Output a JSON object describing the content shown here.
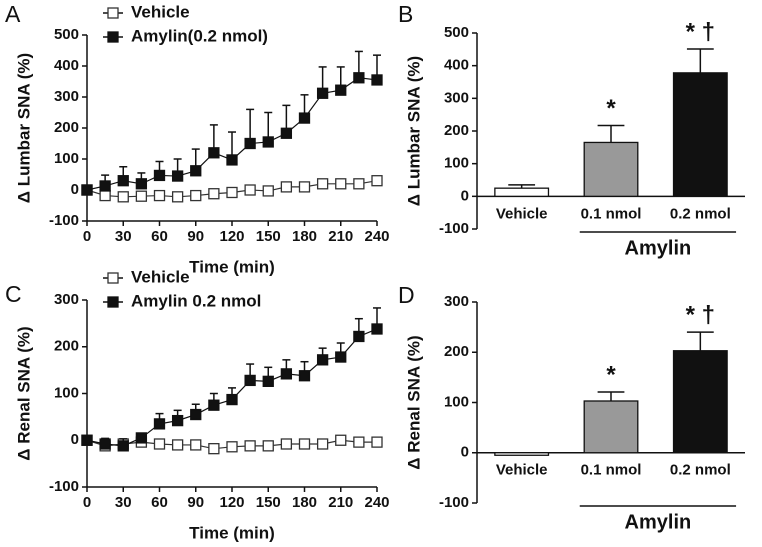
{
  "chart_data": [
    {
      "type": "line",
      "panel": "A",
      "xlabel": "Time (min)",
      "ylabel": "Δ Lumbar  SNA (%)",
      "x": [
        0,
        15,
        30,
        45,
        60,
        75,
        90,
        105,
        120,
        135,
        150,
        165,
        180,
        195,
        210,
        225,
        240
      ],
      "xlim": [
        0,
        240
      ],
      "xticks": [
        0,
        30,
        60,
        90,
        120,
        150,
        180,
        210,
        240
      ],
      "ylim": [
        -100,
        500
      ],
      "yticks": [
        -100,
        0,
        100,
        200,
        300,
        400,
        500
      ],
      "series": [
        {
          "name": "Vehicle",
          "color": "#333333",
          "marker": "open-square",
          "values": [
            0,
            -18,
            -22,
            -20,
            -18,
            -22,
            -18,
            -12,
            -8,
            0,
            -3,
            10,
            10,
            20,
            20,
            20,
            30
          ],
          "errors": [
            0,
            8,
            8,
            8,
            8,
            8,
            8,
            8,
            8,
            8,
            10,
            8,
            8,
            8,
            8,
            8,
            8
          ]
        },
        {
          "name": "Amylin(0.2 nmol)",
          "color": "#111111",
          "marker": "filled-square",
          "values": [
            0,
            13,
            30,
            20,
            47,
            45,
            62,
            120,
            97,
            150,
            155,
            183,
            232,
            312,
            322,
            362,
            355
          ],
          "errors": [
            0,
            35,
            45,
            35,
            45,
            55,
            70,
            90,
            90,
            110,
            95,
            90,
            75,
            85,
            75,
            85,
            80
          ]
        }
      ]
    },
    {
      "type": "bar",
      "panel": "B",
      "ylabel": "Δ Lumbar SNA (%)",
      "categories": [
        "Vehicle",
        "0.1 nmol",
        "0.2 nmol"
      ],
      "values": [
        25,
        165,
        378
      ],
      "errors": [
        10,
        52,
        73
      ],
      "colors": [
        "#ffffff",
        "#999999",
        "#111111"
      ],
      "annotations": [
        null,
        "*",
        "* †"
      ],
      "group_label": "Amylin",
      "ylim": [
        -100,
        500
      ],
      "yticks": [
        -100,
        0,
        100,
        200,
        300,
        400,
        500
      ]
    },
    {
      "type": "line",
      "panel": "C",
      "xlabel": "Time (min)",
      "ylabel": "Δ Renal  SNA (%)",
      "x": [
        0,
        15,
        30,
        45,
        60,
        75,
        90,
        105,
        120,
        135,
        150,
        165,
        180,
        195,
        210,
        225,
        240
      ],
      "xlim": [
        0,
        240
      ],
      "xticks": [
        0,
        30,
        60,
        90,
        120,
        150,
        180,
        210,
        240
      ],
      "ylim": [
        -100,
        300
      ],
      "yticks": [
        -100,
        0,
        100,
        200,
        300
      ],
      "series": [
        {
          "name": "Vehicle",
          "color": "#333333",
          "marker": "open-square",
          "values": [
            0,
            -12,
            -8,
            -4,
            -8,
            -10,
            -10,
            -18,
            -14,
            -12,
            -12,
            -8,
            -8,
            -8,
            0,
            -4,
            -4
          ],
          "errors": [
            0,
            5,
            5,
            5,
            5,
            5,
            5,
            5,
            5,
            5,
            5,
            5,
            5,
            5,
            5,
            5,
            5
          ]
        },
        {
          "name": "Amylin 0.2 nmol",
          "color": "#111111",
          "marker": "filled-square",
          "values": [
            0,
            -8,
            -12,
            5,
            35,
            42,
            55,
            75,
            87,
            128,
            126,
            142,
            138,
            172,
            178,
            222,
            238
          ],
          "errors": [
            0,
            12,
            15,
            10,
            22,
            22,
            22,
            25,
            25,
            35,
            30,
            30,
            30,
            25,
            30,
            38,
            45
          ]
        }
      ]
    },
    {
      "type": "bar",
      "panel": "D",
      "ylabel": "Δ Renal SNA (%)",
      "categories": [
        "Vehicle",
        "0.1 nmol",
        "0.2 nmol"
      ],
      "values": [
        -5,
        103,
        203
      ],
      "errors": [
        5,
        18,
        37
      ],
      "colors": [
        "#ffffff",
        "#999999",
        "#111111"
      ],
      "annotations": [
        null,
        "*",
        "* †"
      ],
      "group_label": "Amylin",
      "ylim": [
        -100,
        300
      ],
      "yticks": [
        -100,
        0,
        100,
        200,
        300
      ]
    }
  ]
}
────────
GIVEN TASK: Looking at the records above, say how many lines hold the string "Amylin". Write nothing but the number.

WORKED SOLUTION: 4